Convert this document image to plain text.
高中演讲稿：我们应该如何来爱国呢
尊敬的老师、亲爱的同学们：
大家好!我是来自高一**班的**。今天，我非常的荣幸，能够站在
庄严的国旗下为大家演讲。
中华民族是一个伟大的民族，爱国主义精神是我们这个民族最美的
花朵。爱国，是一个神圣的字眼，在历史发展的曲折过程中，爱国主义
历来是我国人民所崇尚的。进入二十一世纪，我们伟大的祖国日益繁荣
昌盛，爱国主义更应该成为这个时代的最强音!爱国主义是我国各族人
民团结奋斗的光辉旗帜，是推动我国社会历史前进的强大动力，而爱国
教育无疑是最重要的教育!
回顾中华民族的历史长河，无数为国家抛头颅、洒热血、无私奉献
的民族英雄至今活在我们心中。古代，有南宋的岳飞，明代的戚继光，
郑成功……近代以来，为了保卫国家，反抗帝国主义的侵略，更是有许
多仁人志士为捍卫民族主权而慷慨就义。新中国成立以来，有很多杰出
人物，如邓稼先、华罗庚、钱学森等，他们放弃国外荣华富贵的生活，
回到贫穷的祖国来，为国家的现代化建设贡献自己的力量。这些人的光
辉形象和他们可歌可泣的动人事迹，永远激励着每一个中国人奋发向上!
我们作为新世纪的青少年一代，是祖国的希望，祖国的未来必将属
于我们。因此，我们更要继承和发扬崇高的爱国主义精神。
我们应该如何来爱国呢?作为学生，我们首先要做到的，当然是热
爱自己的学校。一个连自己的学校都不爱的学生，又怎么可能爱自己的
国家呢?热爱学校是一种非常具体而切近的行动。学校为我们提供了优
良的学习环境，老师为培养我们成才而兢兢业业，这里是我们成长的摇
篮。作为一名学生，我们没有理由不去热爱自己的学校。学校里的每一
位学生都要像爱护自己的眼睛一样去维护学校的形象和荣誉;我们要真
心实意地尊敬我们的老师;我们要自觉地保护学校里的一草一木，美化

• • • • •

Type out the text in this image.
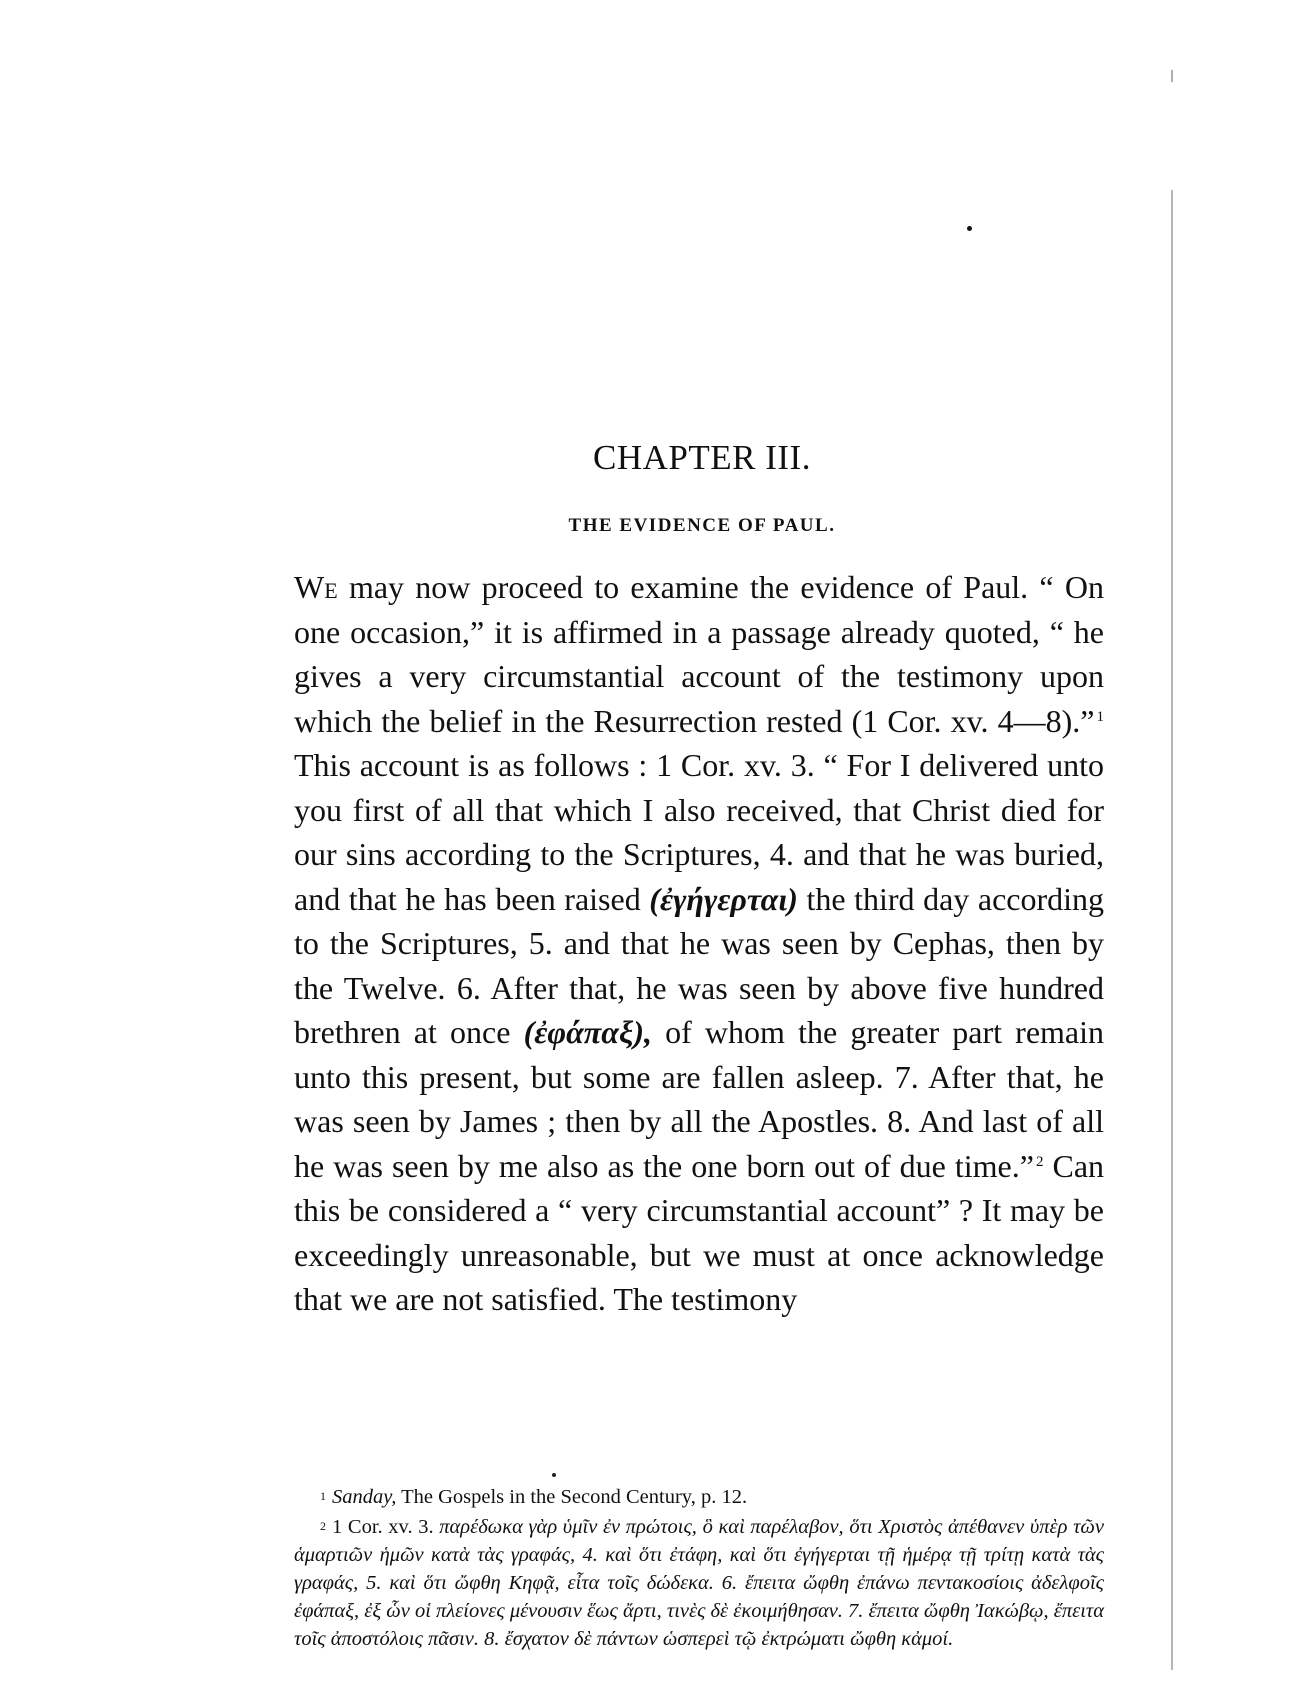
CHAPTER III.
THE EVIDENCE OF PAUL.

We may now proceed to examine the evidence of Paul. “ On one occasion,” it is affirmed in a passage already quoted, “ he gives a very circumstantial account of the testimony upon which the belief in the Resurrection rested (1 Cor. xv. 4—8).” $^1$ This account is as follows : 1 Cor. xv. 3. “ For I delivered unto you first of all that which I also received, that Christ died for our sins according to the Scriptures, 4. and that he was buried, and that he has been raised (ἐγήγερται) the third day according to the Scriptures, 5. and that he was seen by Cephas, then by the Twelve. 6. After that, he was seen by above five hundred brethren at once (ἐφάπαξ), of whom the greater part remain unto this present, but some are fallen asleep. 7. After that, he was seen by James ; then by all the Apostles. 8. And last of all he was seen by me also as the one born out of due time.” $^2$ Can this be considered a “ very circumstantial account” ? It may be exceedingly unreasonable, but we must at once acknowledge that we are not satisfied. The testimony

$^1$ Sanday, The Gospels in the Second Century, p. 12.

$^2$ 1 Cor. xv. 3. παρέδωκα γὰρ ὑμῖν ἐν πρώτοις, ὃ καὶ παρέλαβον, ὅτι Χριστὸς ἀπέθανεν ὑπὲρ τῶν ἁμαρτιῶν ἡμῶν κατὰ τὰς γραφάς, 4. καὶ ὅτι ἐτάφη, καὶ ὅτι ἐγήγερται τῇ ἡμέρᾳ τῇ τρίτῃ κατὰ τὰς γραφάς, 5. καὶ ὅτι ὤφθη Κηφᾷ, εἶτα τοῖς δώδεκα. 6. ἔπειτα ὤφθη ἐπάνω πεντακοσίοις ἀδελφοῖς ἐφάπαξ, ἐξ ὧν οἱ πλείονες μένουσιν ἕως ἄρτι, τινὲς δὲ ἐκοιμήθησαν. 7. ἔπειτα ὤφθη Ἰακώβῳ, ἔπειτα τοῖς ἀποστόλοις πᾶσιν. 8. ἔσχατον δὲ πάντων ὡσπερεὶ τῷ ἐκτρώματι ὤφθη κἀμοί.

• • • • •

● **PROBLEM**: Report all lines of the material that contain the word "image".

● **FINAL RESULT**:
Convert this document image to plain text.
Type out the text in this image.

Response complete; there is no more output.